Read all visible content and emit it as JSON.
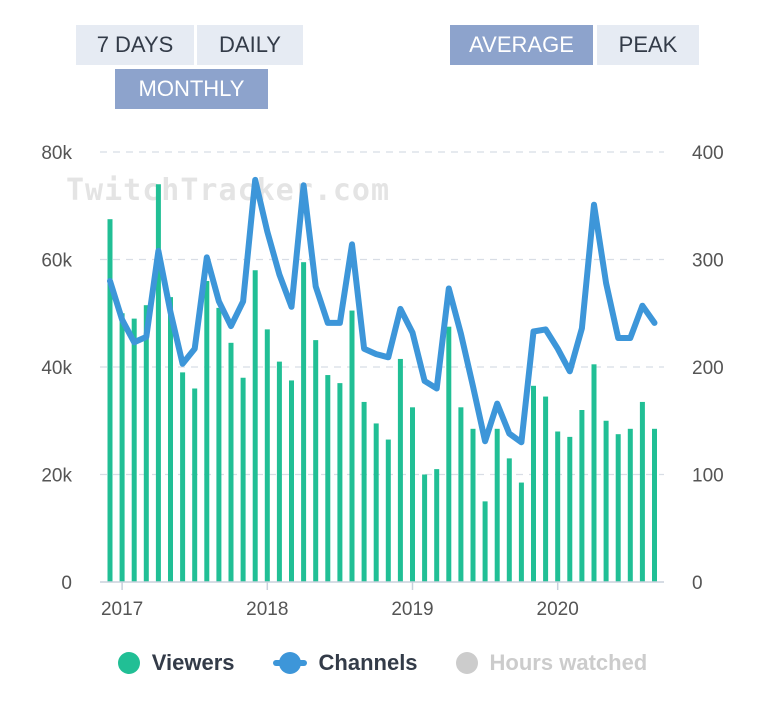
{
  "buttons": {
    "seven_days": "7 DAYS",
    "daily": "DAILY",
    "monthly": "MONTHLY",
    "average": "AVERAGE",
    "peak": "PEAK"
  },
  "watermark": "TwitchTracker.com",
  "legend": {
    "viewers": "Viewers",
    "channels": "Channels",
    "hours": "Hours watched"
  },
  "colors": {
    "viewers": "#21bf95",
    "channels": "#3d96d9",
    "hours_disabled": "#cccccc",
    "active_button": "#8da3cc",
    "inactive_button": "#e6ebf3"
  },
  "chart_data": {
    "type": "bar+line",
    "x_ticks": [
      "2017",
      "2018",
      "2019",
      "2020"
    ],
    "left_axis": {
      "ticks": [
        "0",
        "20k",
        "40k",
        "60k",
        "80k"
      ],
      "ylim": [
        0,
        80000
      ]
    },
    "right_axis": {
      "ticks": [
        "0",
        "100",
        "200",
        "300",
        "400"
      ],
      "ylim": [
        0,
        400
      ]
    },
    "grid": true,
    "legend_position": "bottom-center",
    "series": [
      {
        "name": "Viewers",
        "type": "bar",
        "axis": "left",
        "values": [
          67500,
          50000,
          49000,
          51500,
          74000,
          53000,
          39000,
          36000,
          56000,
          51000,
          44500,
          38000,
          58000,
          47000,
          41000,
          37500,
          59500,
          45000,
          38500,
          37000,
          50500,
          33500,
          29500,
          26500,
          41500,
          32500,
          20000,
          21000,
          47500,
          32500,
          28500,
          15000,
          28500,
          23000,
          18500,
          36500,
          34500,
          28000,
          27000,
          32000,
          40500,
          30000,
          27500,
          28500,
          33500,
          28500
        ]
      },
      {
        "name": "Channels",
        "type": "line",
        "axis": "right",
        "values": [
          280,
          244,
          223,
          228,
          308,
          251,
          203,
          217,
          302,
          261,
          238,
          261,
          374,
          326,
          286,
          256,
          369,
          275,
          241,
          241,
          314,
          217,
          212,
          209,
          254,
          232,
          187,
          180,
          273,
          231,
          182,
          131,
          166,
          138,
          130,
          233,
          235,
          217,
          196,
          236,
          351,
          278,
          227,
          227,
          257,
          241
        ]
      }
    ]
  }
}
----
> _Exercise_
Each entry shown above must be quoted exactly, with its pictures left out.

> _Solution_
Read all visible content and emit it as JSON.
{
  "buttons": {
    "seven_days": "7 DAYS",
    "daily": "DAILY",
    "monthly": "MONTHLY",
    "average": "AVERAGE",
    "peak": "PEAK"
  },
  "watermark": "TwitchTracker.com",
  "legend": {
    "viewers": "Viewers",
    "channels": "Channels",
    "hours": "Hours watched"
  },
  "colors": {
    "viewers": "#21bf95",
    "channels": "#3d96d9",
    "hours_disabled": "#cccccc",
    "active_button": "#8da3cc",
    "inactive_button": "#e6ebf3"
  },
  "chart_data": {
    "type": "bar+line",
    "x_ticks": [
      "2017",
      "2018",
      "2019",
      "2020"
    ],
    "left_axis": {
      "ticks": [
        "0",
        "20k",
        "40k",
        "60k",
        "80k"
      ],
      "ylim": [
        0,
        80000
      ]
    },
    "right_axis": {
      "ticks": [
        "0",
        "100",
        "200",
        "300",
        "400"
      ],
      "ylim": [
        0,
        400
      ]
    },
    "grid": true,
    "legend_position": "bottom-center",
    "series": [
      {
        "name": "Viewers",
        "type": "bar",
        "axis": "left",
        "values": [
          67500,
          50000,
          49000,
          51500,
          74000,
          53000,
          39000,
          36000,
          56000,
          51000,
          44500,
          38000,
          58000,
          47000,
          41000,
          37500,
          59500,
          45000,
          38500,
          37000,
          50500,
          33500,
          29500,
          26500,
          41500,
          32500,
          20000,
          21000,
          47500,
          32500,
          28500,
          15000,
          28500,
          23000,
          18500,
          36500,
          34500,
          28000,
          27000,
          32000,
          40500,
          30000,
          27500,
          28500,
          33500,
          28500
        ]
      },
      {
        "name": "Channels",
        "type": "line",
        "axis": "right",
        "values": [
          280,
          244,
          223,
          228,
          308,
          251,
          203,
          217,
          302,
          261,
          238,
          261,
          374,
          326,
          286,
          256,
          369,
          275,
          241,
          241,
          314,
          217,
          212,
          209,
          254,
          232,
          187,
          180,
          273,
          231,
          182,
          131,
          166,
          138,
          130,
          233,
          235,
          217,
          196,
          236,
          351,
          278,
          227,
          227,
          257,
          241
        ]
      }
    ]
  }
}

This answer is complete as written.